-- Start of MATERIAL FOR THE TASK --
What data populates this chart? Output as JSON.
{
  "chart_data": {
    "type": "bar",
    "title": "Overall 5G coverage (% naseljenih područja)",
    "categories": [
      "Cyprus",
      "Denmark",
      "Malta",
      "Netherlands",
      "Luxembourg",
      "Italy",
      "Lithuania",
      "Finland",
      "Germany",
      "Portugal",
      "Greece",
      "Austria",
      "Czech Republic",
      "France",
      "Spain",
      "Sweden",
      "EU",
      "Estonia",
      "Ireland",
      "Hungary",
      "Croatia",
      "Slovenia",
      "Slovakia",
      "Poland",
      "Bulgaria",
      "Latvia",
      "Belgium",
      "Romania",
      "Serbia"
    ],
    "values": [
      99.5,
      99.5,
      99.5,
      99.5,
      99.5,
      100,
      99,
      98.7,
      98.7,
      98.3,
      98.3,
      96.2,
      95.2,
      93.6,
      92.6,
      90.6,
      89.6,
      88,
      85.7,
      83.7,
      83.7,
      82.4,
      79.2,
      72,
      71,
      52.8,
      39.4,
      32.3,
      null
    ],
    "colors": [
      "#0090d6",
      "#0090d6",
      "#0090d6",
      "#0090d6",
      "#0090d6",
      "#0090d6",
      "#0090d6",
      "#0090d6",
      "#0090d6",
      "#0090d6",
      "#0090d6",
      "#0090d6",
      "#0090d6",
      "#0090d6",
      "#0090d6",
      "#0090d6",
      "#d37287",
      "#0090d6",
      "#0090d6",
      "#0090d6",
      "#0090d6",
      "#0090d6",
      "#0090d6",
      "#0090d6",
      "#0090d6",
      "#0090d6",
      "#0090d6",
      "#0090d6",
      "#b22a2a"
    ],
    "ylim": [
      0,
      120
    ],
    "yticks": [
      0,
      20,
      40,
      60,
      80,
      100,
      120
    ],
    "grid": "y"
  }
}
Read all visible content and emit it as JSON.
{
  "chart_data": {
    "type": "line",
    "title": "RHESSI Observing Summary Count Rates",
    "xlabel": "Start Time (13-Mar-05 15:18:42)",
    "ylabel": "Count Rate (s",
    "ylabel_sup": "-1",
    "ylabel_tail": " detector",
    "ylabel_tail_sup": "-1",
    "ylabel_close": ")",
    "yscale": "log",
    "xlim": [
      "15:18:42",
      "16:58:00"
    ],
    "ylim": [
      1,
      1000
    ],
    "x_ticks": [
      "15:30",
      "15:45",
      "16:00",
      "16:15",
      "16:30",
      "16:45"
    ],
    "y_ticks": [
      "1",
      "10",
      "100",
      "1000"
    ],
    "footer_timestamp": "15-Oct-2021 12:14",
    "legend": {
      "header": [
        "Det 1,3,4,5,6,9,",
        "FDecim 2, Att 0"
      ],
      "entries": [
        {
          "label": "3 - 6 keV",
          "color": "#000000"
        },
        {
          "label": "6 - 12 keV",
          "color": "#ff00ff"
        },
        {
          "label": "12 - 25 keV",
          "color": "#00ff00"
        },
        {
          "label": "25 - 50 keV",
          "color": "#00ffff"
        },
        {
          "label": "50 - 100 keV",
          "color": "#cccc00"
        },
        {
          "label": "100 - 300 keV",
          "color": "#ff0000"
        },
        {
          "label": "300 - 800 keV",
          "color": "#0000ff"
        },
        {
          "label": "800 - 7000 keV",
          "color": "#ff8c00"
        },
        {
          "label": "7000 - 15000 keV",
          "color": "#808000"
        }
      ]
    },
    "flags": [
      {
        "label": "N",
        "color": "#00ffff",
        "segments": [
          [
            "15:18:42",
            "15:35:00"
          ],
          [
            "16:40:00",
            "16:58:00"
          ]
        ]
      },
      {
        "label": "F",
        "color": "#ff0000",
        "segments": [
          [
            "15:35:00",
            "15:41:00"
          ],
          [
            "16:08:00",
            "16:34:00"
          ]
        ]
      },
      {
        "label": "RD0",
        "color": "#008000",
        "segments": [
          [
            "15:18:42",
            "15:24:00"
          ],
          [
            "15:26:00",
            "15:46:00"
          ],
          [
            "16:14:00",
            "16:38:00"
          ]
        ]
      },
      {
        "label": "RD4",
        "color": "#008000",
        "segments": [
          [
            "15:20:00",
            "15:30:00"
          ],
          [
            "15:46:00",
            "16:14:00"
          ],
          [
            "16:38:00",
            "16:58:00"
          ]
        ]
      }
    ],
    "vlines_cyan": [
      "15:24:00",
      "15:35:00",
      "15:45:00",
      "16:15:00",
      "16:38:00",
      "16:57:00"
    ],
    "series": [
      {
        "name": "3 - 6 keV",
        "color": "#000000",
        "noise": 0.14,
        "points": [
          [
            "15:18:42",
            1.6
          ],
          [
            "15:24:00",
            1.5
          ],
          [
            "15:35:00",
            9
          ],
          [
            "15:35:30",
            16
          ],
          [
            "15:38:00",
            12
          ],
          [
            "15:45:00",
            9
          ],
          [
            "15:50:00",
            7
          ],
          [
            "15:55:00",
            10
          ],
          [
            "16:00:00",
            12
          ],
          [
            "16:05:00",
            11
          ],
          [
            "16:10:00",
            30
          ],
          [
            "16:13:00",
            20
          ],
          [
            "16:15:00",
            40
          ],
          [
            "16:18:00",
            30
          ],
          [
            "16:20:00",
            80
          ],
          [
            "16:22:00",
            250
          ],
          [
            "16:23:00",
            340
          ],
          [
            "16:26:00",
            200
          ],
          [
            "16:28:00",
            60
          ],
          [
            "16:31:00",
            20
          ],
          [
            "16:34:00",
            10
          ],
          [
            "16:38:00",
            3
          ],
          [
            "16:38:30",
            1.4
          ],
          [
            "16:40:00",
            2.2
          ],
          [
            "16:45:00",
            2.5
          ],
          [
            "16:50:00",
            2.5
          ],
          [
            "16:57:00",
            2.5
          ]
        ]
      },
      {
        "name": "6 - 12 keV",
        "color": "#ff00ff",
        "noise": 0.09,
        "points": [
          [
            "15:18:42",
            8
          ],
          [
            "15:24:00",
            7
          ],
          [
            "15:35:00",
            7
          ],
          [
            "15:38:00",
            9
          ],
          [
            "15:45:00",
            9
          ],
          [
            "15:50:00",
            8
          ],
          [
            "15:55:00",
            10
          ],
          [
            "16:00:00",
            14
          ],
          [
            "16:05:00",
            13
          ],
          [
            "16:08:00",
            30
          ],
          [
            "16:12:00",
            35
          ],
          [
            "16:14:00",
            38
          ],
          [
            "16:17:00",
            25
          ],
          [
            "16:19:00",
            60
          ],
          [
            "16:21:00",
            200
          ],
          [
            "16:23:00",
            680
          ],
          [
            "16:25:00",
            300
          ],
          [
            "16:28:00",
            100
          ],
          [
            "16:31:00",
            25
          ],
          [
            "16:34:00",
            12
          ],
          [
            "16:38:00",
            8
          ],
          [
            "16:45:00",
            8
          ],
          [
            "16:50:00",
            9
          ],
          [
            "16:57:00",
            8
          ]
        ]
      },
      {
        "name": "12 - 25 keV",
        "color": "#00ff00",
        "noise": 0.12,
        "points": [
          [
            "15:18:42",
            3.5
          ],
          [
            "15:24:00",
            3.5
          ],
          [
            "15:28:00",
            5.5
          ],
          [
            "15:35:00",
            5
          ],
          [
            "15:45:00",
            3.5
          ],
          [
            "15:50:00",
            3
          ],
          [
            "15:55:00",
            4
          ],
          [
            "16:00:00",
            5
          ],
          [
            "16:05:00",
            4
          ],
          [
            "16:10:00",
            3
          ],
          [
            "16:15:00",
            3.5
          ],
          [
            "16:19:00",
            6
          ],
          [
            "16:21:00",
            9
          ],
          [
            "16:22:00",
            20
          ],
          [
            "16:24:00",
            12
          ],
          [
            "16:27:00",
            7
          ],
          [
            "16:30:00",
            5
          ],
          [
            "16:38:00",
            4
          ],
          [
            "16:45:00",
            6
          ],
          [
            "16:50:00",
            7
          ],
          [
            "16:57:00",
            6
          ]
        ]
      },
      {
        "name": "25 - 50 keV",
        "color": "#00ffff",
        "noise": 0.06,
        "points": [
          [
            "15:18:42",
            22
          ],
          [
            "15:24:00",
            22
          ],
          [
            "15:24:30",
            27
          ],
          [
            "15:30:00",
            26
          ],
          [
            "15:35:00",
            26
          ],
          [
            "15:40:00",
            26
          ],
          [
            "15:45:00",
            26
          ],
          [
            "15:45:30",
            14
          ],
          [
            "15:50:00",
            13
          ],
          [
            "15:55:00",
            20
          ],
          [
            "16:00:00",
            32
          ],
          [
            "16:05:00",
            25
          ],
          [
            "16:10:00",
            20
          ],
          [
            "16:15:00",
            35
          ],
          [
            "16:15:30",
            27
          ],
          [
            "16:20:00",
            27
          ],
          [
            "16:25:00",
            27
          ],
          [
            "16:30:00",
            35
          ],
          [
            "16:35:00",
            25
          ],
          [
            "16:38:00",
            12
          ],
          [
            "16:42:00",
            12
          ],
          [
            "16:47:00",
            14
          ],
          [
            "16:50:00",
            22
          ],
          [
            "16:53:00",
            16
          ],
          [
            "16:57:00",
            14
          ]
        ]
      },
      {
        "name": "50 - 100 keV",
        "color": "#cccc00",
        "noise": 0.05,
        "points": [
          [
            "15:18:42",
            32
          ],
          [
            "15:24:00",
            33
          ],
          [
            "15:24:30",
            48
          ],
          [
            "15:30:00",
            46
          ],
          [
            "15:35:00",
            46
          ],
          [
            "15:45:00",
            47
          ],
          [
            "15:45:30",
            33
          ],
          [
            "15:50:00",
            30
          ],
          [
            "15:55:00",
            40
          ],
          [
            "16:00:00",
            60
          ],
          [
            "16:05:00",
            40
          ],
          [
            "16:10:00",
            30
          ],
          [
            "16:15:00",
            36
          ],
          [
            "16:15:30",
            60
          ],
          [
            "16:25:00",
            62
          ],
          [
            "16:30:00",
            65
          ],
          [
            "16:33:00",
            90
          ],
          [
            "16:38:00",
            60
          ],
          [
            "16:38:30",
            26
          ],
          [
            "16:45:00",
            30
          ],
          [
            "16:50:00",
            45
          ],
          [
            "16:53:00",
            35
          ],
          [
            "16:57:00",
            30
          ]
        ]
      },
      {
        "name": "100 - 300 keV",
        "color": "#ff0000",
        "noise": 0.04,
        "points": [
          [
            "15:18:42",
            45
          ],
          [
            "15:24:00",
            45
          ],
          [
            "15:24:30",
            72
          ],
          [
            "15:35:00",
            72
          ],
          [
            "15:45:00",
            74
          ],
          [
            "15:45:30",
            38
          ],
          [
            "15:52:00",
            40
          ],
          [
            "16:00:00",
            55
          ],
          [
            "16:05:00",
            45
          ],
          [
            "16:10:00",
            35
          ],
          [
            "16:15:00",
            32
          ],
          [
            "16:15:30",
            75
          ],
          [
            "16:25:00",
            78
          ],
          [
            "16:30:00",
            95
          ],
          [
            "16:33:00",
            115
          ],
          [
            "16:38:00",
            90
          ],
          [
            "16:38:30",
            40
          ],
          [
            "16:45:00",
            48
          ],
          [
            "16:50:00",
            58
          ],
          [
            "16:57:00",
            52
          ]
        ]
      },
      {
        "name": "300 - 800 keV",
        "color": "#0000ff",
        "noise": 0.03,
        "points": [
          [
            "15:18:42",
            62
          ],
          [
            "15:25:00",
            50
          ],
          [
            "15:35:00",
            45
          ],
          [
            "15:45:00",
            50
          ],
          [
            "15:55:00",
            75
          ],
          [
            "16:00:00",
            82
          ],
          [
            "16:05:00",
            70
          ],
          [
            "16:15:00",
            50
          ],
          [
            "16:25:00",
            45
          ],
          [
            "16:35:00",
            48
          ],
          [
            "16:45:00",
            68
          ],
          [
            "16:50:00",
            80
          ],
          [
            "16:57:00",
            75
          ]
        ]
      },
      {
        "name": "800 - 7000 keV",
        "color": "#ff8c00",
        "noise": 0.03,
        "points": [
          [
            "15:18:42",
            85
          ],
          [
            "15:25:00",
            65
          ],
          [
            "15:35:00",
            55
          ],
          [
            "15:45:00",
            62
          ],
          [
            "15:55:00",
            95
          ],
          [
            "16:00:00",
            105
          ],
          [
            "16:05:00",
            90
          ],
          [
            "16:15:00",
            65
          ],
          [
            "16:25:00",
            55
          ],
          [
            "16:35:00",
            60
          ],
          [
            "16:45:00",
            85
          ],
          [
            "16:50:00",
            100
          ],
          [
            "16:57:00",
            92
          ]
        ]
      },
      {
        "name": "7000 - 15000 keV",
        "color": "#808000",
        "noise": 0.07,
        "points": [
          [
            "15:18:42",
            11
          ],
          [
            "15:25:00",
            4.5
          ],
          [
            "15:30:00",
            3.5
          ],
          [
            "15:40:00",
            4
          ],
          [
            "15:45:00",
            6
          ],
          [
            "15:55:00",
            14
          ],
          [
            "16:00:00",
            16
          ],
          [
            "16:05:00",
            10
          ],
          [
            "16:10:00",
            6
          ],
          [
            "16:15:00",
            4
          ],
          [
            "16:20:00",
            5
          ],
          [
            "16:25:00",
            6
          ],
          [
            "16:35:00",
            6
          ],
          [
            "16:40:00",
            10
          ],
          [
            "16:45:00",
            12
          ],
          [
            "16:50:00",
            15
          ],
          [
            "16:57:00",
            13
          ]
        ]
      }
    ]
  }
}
-- End of MATERIAL FOR THE TASK --
Find the lines holding "Count" and list every one.

- _ANSWER TO THIS TASK_:
    "title": "RHESSI Observing Summary Count Rates",
    "ylabel": "Count Rate (s",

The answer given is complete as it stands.